(WHAT IS BEING ASKED): Say how many lines hold the string "Пожалуйста"; please write nothing but the number.
◆ ◆ ◆ ◆
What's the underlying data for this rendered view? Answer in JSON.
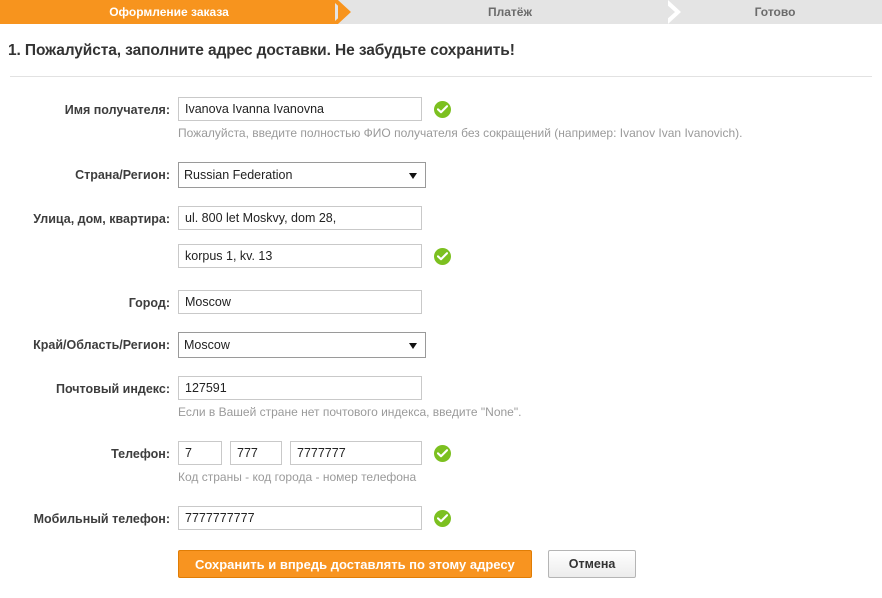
{
  "steps": [
    {
      "label": "Оформление заказа",
      "active": true
    },
    {
      "label": "Платёж",
      "active": false
    },
    {
      "label": "Готово",
      "active": false
    }
  ],
  "page": {
    "title": "1. Пожалуйста, заполните адрес доставки. Не забудьте сохранить!"
  },
  "form": {
    "recipient": {
      "label": "Имя получателя:",
      "value": "Ivanova Ivanna Ivanovna",
      "hint": "Пожалуйста, введите полностью ФИО получателя без сокращений (например: Ivanov Ivan Ivanovich)."
    },
    "country": {
      "label": "Страна/Регион:",
      "value": "Russian Federation"
    },
    "street": {
      "label": "Улица, дом, квартира:",
      "line1": "ul. 800 let Moskvy, dom 28,",
      "line2": "korpus 1, kv. 13"
    },
    "city": {
      "label": "Город:",
      "value": "Moscow"
    },
    "region": {
      "label": "Край/Область/Регион:",
      "value": "Moscow"
    },
    "postcode": {
      "label": "Почтовый индекс:",
      "value": "127591",
      "hint": "Если в Вашей стране нет почтового индекса, введите \"None\"."
    },
    "phone": {
      "label": "Телефон:",
      "country_code": "7",
      "area_code": "777",
      "number": "7777777",
      "hint": "Код страны - код города - номер телефона"
    },
    "mobile": {
      "label": "Мобильный телефон:",
      "value": "7777777777"
    }
  },
  "actions": {
    "save_label": "Сохранить и впредь доставлять по этому адресу",
    "cancel_label": "Отмена"
  },
  "colors": {
    "accent": "#f7941e",
    "valid": "#7cc020",
    "step_inactive": "#e4e4e4"
  }
}
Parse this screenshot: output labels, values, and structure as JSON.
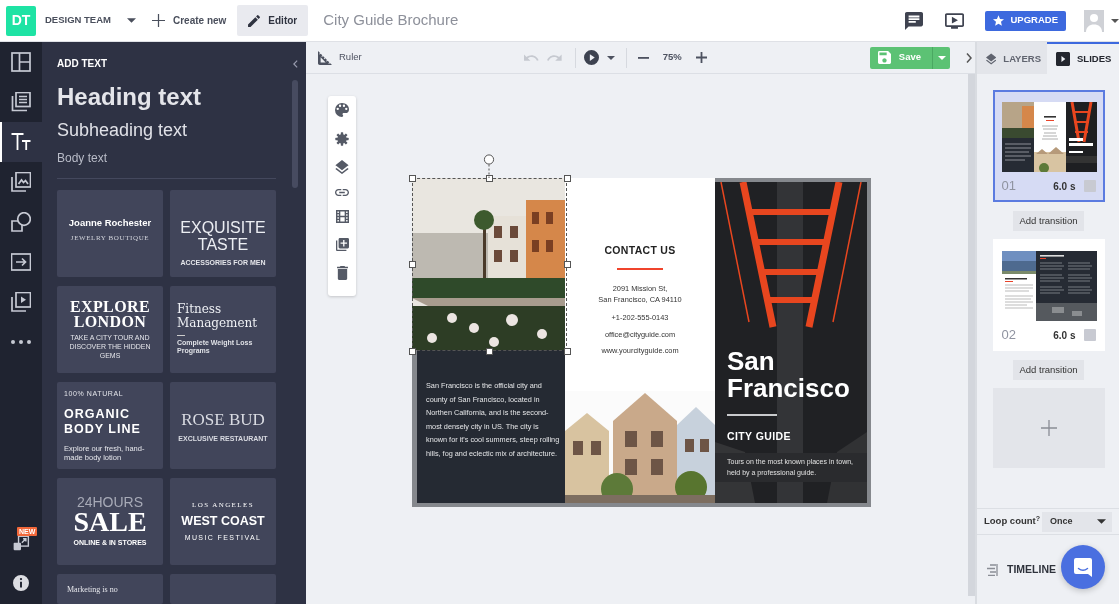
◆ ◆ ◆ ◆
(TASK RESULT): 2